--- Start of MATERIAL FOR THE TASK ---

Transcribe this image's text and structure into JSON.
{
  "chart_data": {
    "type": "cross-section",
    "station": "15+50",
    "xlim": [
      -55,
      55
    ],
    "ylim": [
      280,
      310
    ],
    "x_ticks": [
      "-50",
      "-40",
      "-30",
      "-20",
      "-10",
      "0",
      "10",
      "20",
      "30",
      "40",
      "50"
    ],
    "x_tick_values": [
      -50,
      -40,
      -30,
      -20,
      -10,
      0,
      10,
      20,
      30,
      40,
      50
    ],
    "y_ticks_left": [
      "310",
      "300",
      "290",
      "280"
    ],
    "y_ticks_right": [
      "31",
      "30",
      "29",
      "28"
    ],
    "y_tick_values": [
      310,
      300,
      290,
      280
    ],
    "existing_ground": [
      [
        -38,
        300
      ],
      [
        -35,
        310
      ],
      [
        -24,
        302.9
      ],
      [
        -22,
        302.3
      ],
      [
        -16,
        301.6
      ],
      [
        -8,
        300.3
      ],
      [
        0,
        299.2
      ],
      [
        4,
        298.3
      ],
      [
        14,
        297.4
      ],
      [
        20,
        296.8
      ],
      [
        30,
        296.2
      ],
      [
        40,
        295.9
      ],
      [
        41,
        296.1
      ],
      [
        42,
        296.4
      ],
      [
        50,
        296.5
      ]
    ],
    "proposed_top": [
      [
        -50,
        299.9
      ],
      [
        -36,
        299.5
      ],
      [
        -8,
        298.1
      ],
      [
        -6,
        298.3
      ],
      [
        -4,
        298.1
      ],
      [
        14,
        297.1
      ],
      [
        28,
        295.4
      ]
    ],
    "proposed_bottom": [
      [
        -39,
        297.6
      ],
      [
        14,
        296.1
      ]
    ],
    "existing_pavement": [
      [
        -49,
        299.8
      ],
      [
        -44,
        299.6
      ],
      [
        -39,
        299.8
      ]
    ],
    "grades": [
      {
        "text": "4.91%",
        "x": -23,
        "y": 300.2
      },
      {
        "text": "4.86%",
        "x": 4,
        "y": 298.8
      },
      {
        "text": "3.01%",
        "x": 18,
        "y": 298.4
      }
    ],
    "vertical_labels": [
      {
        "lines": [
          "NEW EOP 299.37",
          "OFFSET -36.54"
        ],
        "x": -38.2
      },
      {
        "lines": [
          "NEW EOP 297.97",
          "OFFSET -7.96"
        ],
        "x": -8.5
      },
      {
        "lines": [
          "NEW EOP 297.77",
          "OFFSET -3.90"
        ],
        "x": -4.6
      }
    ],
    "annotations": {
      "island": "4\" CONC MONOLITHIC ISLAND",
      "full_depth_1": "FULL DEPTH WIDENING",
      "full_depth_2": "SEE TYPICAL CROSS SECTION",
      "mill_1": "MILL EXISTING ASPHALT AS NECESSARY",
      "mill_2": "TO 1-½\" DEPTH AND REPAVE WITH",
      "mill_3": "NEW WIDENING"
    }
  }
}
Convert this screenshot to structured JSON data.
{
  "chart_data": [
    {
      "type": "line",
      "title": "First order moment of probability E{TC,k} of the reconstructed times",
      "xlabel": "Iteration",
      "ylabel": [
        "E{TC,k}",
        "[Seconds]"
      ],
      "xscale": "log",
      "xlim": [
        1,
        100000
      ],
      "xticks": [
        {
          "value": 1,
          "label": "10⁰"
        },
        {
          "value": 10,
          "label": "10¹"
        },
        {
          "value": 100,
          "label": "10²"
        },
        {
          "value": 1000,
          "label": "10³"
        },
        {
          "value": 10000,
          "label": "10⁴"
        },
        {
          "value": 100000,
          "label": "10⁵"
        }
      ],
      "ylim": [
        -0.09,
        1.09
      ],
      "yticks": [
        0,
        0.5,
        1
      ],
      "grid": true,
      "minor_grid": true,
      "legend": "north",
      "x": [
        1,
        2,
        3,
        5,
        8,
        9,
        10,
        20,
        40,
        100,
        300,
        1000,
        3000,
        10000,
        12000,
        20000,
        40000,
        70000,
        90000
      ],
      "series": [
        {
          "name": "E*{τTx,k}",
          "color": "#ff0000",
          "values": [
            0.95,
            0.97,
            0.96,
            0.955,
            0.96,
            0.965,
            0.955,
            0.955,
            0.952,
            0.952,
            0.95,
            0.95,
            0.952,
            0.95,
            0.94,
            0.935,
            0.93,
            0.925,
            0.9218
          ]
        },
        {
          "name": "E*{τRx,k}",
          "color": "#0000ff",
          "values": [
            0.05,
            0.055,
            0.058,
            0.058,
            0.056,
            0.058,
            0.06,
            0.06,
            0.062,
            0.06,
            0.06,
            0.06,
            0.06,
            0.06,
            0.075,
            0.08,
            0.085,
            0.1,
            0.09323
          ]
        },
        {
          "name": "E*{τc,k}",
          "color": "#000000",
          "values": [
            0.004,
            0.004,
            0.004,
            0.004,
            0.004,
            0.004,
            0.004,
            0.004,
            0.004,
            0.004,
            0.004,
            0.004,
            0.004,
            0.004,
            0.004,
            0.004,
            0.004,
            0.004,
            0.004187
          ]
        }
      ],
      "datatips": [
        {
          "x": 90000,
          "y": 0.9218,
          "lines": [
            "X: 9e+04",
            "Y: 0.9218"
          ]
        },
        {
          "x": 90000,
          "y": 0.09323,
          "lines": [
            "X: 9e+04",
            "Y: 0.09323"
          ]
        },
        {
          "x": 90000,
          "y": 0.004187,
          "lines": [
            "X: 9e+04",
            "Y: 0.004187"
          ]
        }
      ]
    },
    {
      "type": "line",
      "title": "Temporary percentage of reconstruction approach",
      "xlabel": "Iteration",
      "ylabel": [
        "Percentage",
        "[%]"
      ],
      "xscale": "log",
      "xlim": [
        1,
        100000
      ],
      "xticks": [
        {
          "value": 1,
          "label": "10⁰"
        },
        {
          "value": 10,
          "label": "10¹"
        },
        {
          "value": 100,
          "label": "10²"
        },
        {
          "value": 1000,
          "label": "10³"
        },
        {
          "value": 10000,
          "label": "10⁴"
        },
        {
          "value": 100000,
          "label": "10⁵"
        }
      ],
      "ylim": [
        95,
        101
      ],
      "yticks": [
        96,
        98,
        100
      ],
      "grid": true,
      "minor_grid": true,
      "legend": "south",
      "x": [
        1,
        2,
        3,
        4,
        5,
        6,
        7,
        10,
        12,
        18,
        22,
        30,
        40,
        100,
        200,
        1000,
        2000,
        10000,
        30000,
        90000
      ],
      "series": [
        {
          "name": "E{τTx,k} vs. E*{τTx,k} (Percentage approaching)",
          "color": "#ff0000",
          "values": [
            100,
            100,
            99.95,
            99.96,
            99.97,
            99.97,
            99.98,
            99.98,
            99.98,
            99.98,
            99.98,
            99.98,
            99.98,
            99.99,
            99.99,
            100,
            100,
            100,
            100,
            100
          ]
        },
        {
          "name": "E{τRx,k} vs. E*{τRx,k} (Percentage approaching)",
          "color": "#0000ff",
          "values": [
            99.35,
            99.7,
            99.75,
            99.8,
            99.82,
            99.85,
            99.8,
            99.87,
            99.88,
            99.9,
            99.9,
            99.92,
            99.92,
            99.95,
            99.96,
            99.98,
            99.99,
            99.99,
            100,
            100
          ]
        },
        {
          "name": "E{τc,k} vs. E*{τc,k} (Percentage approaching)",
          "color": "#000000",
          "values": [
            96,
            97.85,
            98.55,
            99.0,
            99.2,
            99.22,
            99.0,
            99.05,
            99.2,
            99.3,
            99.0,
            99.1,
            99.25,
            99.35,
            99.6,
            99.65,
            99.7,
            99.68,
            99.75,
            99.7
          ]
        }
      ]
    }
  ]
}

--- End of MATERIAL FOR THE TASK ---

Write down every line of the data above that includes the string "approaching".

**OUTPUT OF THE EXERCISE**
          "name": "E{τTx,k} vs. E*{τTx,k} (Percentage approaching)",
          "name": "E{τRx,k} vs. E*{τRx,k} (Percentage approaching)",
          "name": "E{τc,k} vs. E*{τc,k} (Percentage approaching)",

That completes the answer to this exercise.